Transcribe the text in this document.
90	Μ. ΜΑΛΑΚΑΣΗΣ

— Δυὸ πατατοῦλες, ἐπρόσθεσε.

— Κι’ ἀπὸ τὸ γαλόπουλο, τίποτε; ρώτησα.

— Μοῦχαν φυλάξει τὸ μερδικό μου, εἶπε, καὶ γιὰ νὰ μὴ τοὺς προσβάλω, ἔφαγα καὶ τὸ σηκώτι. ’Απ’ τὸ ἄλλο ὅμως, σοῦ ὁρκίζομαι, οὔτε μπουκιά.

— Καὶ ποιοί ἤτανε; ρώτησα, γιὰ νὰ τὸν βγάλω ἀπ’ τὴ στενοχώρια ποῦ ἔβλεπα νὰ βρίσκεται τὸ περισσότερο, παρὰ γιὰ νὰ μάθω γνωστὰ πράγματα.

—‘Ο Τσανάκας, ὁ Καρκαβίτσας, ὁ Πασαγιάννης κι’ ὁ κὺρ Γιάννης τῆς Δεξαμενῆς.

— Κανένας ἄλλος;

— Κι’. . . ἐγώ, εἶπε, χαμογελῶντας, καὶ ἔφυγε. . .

Task statement: Please restate the data word for word, every record included.

Solution to this task:
Transcribe the text in this document.
90	Μ. ΜΑΛΑΚΑΣΗΣ

— Δυὸ πατατοῦλες, ἐπρόσθεσε.

— Κι’ ἀπὸ τὸ γαλόπουλο, τίποτε; ρώτησα.

— Μοῦχαν φυλάξει τὸ μερδικό μου, εἶπε, καὶ γιὰ νὰ μὴ τοὺς προσβάλω, ἔφαγα καὶ τὸ σηκώτι. ’Απ’ τὸ ἄλλο ὅμως, σοῦ ὁρκίζομαι, οὔτε μπουκιά.

— Καὶ ποιοί ἤτανε; ρώτησα, γιὰ νὰ τὸν βγάλω ἀπ’ τὴ στενοχώρια ποῦ ἔβλεπα νὰ βρίσκεται τὸ περισσότερο, παρὰ γιὰ νὰ μάθω γνωστὰ πράγματα.

—‘Ο Τσανάκας, ὁ Καρκαβίτσας, ὁ Πασαγιάννης κι’ ὁ κὺρ Γιάννης τῆς Δεξαμενῆς.

— Κανένας ἄλλος;

— Κι’. . . ἐγώ, εἶπε, χαμογελῶντας, καὶ ἔφυγε. . .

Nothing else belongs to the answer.